(Collected data entries)
_ _ _

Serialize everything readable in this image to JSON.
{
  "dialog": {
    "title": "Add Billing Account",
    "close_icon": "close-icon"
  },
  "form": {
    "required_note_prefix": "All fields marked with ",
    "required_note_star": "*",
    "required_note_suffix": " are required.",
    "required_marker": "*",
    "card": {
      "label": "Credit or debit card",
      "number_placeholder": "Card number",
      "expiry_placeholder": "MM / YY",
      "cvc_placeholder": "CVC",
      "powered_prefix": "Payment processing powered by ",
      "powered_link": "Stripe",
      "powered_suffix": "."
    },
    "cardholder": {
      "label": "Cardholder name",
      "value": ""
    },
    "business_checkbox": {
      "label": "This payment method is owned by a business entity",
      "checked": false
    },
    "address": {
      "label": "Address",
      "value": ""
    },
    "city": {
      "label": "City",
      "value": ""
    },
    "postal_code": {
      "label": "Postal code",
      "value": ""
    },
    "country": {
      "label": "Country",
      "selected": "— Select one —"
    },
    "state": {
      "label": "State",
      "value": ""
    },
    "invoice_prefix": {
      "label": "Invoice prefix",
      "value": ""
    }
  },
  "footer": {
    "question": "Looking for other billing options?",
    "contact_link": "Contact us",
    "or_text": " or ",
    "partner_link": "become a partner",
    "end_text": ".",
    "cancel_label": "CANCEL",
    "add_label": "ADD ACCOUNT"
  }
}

_ _ _

**Given request**
Reproduce the material above, every line of it, exactly.

**Response to this exercise**
Serialize everything readable in this image to JSON.
{
  "dialog": {
    "title": "Add Billing Account",
    "close_icon": "close-icon"
  },
  "form": {
    "required_note_prefix": "All fields marked with ",
    "required_note_star": "*",
    "required_note_suffix": " are required.",
    "required_marker": "*",
    "card": {
      "label": "Credit or debit card",
      "number_placeholder": "Card number",
      "expiry_placeholder": "MM / YY",
      "cvc_placeholder": "CVC",
      "powered_prefix": "Payment processing powered by ",
      "powered_link": "Stripe",
      "powered_suffix": "."
    },
    "cardholder": {
      "label": "Cardholder name",
      "value": ""
    },
    "business_checkbox": {
      "label": "This payment method is owned by a business entity",
      "checked": false
    },
    "address": {
      "label": "Address",
      "value": ""
    },
    "city": {
      "label": "City",
      "value": ""
    },
    "postal_code": {
      "label": "Postal code",
      "value": ""
    },
    "country": {
      "label": "Country",
      "selected": "— Select one —"
    },
    "state": {
      "label": "State",
      "value": ""
    },
    "invoice_prefix": {
      "label": "Invoice prefix",
      "value": ""
    }
  },
  "footer": {
    "question": "Looking for other billing options?",
    "contact_link": "Contact us",
    "or_text": " or ",
    "partner_link": "become a partner",
    "end_text": ".",
    "cancel_label": "CANCEL",
    "add_label": "ADD ACCOUNT"
  }
}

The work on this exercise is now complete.